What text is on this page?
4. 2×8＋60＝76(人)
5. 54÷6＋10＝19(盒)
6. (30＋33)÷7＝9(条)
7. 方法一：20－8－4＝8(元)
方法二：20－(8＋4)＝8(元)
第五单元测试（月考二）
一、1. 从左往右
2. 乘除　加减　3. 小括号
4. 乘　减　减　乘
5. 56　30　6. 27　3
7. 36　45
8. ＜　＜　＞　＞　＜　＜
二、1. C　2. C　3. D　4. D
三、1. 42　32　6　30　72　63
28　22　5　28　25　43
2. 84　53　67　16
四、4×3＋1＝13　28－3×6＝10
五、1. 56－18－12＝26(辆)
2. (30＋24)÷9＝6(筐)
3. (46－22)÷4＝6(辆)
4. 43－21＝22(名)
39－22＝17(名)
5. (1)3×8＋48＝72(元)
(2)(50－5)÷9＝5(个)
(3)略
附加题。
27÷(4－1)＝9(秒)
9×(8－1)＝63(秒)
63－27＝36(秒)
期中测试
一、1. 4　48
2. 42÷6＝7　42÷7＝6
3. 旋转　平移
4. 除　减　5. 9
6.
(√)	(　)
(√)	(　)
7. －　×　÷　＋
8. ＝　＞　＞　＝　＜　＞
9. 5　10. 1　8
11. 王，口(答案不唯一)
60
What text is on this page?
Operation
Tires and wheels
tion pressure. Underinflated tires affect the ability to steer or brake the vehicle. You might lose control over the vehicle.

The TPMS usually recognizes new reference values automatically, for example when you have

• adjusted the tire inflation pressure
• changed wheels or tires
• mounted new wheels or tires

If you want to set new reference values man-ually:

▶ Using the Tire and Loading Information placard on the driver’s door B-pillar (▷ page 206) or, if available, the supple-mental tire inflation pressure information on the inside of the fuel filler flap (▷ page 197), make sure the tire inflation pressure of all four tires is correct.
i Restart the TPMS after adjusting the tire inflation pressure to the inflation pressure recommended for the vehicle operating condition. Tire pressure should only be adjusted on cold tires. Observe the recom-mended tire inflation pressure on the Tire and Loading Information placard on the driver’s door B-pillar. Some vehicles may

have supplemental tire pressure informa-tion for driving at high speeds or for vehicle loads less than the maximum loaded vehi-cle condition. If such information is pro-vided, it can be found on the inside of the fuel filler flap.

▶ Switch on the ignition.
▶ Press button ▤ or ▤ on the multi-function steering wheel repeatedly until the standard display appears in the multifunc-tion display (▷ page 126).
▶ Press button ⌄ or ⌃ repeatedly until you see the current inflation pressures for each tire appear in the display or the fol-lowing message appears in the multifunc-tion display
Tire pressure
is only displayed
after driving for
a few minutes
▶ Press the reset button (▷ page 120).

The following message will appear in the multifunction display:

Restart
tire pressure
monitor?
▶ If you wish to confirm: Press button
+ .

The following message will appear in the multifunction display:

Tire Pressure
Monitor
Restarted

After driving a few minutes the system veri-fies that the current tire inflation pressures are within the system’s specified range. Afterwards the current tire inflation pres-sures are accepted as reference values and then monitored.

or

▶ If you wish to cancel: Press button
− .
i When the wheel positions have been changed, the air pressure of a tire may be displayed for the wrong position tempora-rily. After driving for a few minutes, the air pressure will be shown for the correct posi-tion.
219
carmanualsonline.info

::::::

--- Written instruction ---
Extract all of the data exactly as written.

--- Right answer ---
What text is on this page?
4. 2×8＋60＝76(人)
5. 54÷6＋10＝19(盒)
6. (30＋33)÷7＝9(条)
7. 方法一：20－8－4＝8(元)
方法二：20－(8＋4)＝8(元)
第五单元测试（月考二）
一、1. 从左往右
2. 乘除　加减　3. 小括号
4. 乘　减　减　乘
5. 56　30　6. 27　3
7. 36　45
8. ＜　＜　＞　＞　＜　＜
二、1. C　2. C　3. D　4. D
三、1. 42　32　6　30　72　63
28　22　5　28　25　43
2. 84　53　67　16
四、4×3＋1＝13　28－3×6＝10
五、1. 56－18－12＝26(辆)
2. (30＋24)÷9＝6(筐)
3. (46－22)÷4＝6(辆)
4. 43－21＝22(名)
39－22＝17(名)
5. (1)3×8＋48＝72(元)
(2)(50－5)÷9＝5(个)
(3)略
附加题。
27÷(4－1)＝9(秒)
9×(8－1)＝63(秒)
63－27＝36(秒)
期中测试
一、1. 4　48
2. 42÷6＝7　42÷7＝6
3. 旋转　平移
4. 除　减　5. 9
6.
(√)	(　)
(√)	(　)
7. －　×　÷　＋
8. ＝　＞　＞　＝　＜　＞
9. 5　10. 1　8
11. 王，口(答案不唯一)
60
What text is on this page?
Operation
Tires and wheels
tion pressure. Underinflated tires affect the ability to steer or brake the vehicle. You might lose control over the vehicle.

The TPMS usually recognizes new reference values automatically, for example when you have

• adjusted the tire inflation pressure
• changed wheels or tires
• mounted new wheels or tires

If you want to set new reference values man-ually:

▶ Using the Tire and Loading Information placard on the driver’s door B-pillar (▷ page 206) or, if available, the supple-mental tire inflation pressure information on the inside of the fuel filler flap (▷ page 197), make sure the tire inflation pressure of all four tires is correct.
i Restart the TPMS after adjusting the tire inflation pressure to the inflation pressure recommended for the vehicle operating condition. Tire pressure should only be adjusted on cold tires. Observe the recom-mended tire inflation pressure on the Tire and Loading Information placard on the driver’s door B-pillar. Some vehicles may

have supplemental tire pressure informa-tion for driving at high speeds or for vehicle loads less than the maximum loaded vehi-cle condition. If such information is pro-vided, it can be found on the inside of the fuel filler flap.

▶ Switch on the ignition.
▶ Press button ▤ or ▤ on the multi-function steering wheel repeatedly until the standard display appears in the multifunc-tion display (▷ page 126).
▶ Press button ⌄ or ⌃ repeatedly until you see the current inflation pressures for each tire appear in the display or the fol-lowing message appears in the multifunc-tion display
Tire pressure
is only displayed
after driving for
a few minutes
▶ Press the reset button (▷ page 120).

The following message will appear in the multifunction display:

Restart
tire pressure
monitor?
▶ If you wish to confirm: Press button
+ .

The following message will appear in the multifunction display:

Tire Pressure
Monitor
Restarted

After driving a few minutes the system veri-fies that the current tire inflation pressures are within the system’s specified range. Afterwards the current tire inflation pres-sures are accepted as reference values and then monitored.

or

▶ If you wish to cancel: Press button
− .
i When the wheel positions have been changed, the air pressure of a tire may be displayed for the wrong position tempora-rily. After driving for a few minutes, the air pressure will be shown for the correct posi-tion.
219
carmanualsonline.info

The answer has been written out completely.